REQUIREMENT: Spot every line with the word "어린이들" and return it.

(Stored records)
## START
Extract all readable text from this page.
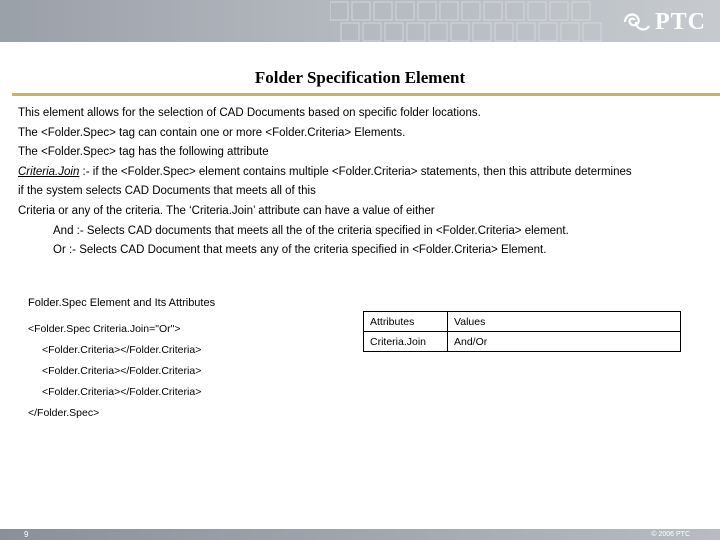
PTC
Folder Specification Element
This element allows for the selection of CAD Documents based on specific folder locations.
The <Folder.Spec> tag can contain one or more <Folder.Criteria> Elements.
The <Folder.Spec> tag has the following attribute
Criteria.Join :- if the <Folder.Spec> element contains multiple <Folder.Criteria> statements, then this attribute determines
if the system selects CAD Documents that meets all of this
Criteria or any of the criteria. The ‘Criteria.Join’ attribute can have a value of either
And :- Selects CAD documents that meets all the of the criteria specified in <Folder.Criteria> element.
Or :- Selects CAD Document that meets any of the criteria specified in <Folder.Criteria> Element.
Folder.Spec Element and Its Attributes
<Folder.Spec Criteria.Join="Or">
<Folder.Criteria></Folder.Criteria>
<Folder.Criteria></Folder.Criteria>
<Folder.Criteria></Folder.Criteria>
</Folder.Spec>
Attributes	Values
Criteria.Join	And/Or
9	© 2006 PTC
## END
## START
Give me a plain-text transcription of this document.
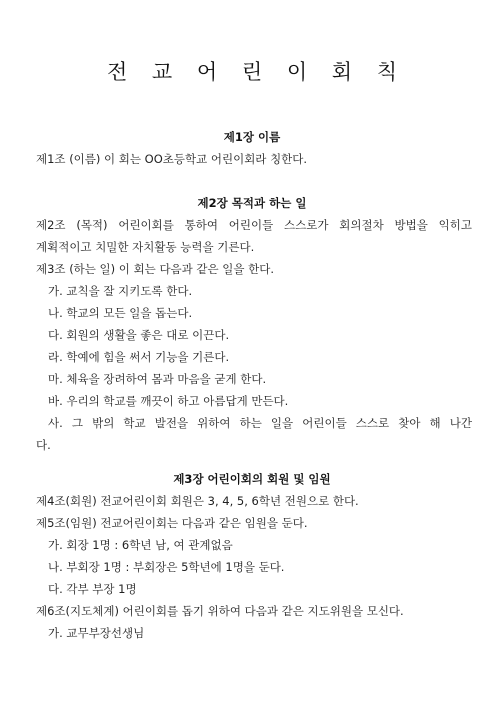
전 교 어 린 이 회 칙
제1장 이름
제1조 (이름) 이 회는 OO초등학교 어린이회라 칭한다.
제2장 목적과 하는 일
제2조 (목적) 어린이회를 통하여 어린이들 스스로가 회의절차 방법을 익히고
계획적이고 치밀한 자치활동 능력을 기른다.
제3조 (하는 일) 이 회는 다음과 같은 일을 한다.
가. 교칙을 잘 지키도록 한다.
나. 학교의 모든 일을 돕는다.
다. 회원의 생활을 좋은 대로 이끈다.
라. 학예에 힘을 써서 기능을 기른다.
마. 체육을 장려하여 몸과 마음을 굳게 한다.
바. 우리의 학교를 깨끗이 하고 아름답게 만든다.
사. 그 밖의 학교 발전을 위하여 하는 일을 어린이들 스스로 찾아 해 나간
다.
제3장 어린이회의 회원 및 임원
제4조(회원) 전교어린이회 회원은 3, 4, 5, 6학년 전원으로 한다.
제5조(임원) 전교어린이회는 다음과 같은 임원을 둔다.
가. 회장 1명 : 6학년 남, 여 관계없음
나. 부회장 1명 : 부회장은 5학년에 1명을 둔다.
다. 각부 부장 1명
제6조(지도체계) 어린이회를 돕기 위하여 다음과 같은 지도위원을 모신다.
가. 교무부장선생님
## END
SOLUTION BELOW:
제2조 (목적) 어린이회를 통하여 어린이들 스스로가 회의절차 방법을 익히고
사. 그 밖의 학교 발전을 위하여 하는 일을 어린이들 스스로 찾아 해 나간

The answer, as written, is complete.